Problem statement >> Write out all of the entries exactly as given.

Records to process >>

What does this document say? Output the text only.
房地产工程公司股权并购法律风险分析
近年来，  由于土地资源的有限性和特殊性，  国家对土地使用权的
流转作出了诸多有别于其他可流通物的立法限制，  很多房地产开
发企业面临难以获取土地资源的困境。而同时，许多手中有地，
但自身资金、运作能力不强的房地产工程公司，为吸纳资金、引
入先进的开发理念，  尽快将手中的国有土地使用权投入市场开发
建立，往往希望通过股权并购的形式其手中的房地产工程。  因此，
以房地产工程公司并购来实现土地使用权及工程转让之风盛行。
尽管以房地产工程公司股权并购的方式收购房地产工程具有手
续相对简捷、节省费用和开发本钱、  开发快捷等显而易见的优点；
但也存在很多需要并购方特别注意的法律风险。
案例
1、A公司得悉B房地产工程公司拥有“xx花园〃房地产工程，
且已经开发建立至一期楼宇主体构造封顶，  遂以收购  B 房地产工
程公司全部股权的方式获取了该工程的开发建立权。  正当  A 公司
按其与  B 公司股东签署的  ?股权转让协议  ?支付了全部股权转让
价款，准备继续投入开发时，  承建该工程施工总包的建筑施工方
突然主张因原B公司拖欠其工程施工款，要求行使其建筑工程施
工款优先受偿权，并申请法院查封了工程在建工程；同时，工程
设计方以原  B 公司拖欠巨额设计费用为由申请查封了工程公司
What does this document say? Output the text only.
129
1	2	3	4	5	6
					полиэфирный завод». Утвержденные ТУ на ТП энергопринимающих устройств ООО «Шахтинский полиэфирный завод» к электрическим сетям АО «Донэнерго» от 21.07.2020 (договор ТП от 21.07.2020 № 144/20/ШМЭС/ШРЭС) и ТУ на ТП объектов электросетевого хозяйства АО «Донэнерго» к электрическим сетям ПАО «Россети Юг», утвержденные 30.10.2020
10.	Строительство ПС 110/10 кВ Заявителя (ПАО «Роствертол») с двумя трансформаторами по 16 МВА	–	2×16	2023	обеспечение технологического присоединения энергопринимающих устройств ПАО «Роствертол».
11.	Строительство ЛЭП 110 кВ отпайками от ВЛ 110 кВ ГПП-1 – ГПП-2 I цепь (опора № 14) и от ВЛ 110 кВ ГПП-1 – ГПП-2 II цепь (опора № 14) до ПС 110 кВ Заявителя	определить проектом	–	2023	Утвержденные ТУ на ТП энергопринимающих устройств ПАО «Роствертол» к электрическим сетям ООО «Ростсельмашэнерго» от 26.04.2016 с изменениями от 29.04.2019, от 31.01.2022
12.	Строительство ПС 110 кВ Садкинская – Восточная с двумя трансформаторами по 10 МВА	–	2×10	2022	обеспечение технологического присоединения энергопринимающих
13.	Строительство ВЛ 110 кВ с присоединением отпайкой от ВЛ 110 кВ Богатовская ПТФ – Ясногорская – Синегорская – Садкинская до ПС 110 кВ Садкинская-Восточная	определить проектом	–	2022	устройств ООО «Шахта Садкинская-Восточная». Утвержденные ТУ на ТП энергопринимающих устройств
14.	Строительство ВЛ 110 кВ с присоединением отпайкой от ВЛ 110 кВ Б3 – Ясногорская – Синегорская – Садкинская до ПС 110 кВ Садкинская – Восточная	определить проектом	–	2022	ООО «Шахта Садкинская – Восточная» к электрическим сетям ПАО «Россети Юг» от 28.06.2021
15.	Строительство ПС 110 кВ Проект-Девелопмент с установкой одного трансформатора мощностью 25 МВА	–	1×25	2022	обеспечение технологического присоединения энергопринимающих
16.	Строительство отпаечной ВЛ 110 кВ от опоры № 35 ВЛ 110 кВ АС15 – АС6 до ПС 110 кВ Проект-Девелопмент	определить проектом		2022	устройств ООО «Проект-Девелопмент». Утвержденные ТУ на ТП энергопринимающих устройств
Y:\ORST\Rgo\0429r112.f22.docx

Written response >>
What does this document say? Output the text only.
房地产工程公司股权并购法律风险分析
近年来，  由于土地资源的有限性和特殊性，  国家对土地使用权的
流转作出了诸多有别于其他可流通物的立法限制，  很多房地产开
发企业面临难以获取土地资源的困境。而同时，许多手中有地，
但自身资金、运作能力不强的房地产工程公司，为吸纳资金、引
入先进的开发理念，  尽快将手中的国有土地使用权投入市场开发
建立，往往希望通过股权并购的形式其手中的房地产工程。  因此，
以房地产工程公司并购来实现土地使用权及工程转让之风盛行。
尽管以房地产工程公司股权并购的方式收购房地产工程具有手
续相对简捷、节省费用和开发本钱、  开发快捷等显而易见的优点；
但也存在很多需要并购方特别注意的法律风险。
案例
1、A公司得悉B房地产工程公司拥有“xx花园〃房地产工程，
且已经开发建立至一期楼宇主体构造封顶，  遂以收购  B 房地产工
程公司全部股权的方式获取了该工程的开发建立权。  正当  A 公司
按其与  B 公司股东签署的  ?股权转让协议  ?支付了全部股权转让
价款，准备继续投入开发时，  承建该工程施工总包的建筑施工方
突然主张因原B公司拖欠其工程施工款，要求行使其建筑工程施
工款优先受偿权，并申请法院查封了工程在建工程；同时，工程
设计方以原  B 公司拖欠巨额设计费用为由申请查封了工程公司
What does this document say? Output the text only.
129
1	2	3	4	5	6
					полиэфирный завод». Утвержденные ТУ на ТП энергопринимающих устройств ООО «Шахтинский полиэфирный завод» к электрическим сетям АО «Донэнерго» от 21.07.2020 (договор ТП от 21.07.2020 № 144/20/ШМЭС/ШРЭС) и ТУ на ТП объектов электросетевого хозяйства АО «Донэнерго» к электрическим сетям ПАО «Россети Юг», утвержденные 30.10.2020
10.	Строительство ПС 110/10 кВ Заявителя (ПАО «Роствертол») с двумя трансформаторами по 16 МВА	–	2×16	2023	обеспечение технологического присоединения энергопринимающих устройств ПАО «Роствертол».
11.	Строительство ЛЭП 110 кВ отпайками от ВЛ 110 кВ ГПП-1 – ГПП-2 I цепь (опора № 14) и от ВЛ 110 кВ ГПП-1 – ГПП-2 II цепь (опора № 14) до ПС 110 кВ Заявителя	определить проектом	–	2023	Утвержденные ТУ на ТП энергопринимающих устройств ПАО «Роствертол» к электрическим сетям ООО «Ростсельмашэнерго» от 26.04.2016 с изменениями от 29.04.2019, от 31.01.2022
12.	Строительство ПС 110 кВ Садкинская – Восточная с двумя трансформаторами по 10 МВА	–	2×10	2022	обеспечение технологического присоединения энергопринимающих
13.	Строительство ВЛ 110 кВ с присоединением отпайкой от ВЛ 110 кВ Богатовская ПТФ – Ясногорская – Синегорская – Садкинская до ПС 110 кВ Садкинская-Восточная	определить проектом	–	2022	устройств ООО «Шахта Садкинская-Восточная». Утвержденные ТУ на ТП энергопринимающих устройств
14.	Строительство ВЛ 110 кВ с присоединением отпайкой от ВЛ 110 кВ Б3 – Ясногорская – Синегорская – Садкинская до ПС 110 кВ Садкинская – Восточная	определить проектом	–	2022	ООО «Шахта Садкинская – Восточная» к электрическим сетям ПАО «Россети Юг» от 28.06.2021
15.	Строительство ПС 110 кВ Проект-Девелопмент с установкой одного трансформатора мощностью 25 МВА	–	1×25	2022	обеспечение технологического присоединения энергопринимающих
16.	Строительство отпаечной ВЛ 110 кВ от опоры № 35 ВЛ 110 кВ АС15 – АС6 до ПС 110 кВ Проект-Девелопмент	определить проектом		2022	устройств ООО «Проект-Девелопмент». Утвержденные ТУ на ТП энергопринимающих устройств
Y:\ORST\Rgo\0429r112.f22.docx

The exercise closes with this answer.